**What the exercise asks:**
Select the lines of the records containing the word "this" and list them.

Extracted records:
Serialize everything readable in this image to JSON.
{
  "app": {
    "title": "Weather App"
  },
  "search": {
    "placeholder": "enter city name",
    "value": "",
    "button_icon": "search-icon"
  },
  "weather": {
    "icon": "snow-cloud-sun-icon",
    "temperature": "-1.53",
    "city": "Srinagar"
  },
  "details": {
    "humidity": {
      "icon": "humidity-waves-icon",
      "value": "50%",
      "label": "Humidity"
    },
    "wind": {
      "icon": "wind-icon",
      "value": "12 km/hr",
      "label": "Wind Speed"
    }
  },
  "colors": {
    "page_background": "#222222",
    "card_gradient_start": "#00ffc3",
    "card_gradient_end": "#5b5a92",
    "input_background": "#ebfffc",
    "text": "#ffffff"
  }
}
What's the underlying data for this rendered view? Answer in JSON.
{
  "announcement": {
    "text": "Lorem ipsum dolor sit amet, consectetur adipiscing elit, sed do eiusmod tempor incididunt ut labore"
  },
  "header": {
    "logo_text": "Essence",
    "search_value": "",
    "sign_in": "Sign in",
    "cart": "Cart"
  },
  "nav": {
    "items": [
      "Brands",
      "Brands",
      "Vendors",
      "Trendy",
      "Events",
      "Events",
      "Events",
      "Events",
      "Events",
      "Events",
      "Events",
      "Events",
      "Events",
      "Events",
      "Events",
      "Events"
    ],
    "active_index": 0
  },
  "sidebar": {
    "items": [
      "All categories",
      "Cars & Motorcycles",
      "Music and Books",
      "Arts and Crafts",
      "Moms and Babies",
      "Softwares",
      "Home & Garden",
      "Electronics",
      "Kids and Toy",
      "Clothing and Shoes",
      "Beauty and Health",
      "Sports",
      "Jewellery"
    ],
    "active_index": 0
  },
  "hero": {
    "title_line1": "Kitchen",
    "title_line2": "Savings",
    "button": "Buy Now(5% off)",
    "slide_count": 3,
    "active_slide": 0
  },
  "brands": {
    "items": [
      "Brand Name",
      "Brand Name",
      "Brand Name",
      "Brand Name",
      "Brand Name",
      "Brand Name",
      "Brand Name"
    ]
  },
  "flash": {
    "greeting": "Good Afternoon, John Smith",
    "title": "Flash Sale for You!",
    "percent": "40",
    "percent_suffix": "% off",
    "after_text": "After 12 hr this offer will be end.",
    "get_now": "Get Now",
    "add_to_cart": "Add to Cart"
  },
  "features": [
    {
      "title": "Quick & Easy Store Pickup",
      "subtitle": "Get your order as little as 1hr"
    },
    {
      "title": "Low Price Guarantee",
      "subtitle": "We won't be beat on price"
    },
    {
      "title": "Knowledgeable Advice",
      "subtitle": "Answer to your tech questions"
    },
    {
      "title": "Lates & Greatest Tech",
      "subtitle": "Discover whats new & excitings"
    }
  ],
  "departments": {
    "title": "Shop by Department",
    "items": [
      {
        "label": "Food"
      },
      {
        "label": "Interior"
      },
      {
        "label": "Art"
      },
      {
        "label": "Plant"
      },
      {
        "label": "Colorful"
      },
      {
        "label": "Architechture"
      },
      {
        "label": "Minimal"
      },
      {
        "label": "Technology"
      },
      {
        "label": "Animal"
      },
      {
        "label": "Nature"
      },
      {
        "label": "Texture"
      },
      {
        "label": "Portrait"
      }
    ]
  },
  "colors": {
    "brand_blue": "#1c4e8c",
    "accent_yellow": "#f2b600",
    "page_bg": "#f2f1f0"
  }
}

**Response below:**
Serialize everything readable in this image to JSON.
What's the underlying data for this rendered view? Answer in JSON.
    "after_text": "After 12 hr this offer will be end.",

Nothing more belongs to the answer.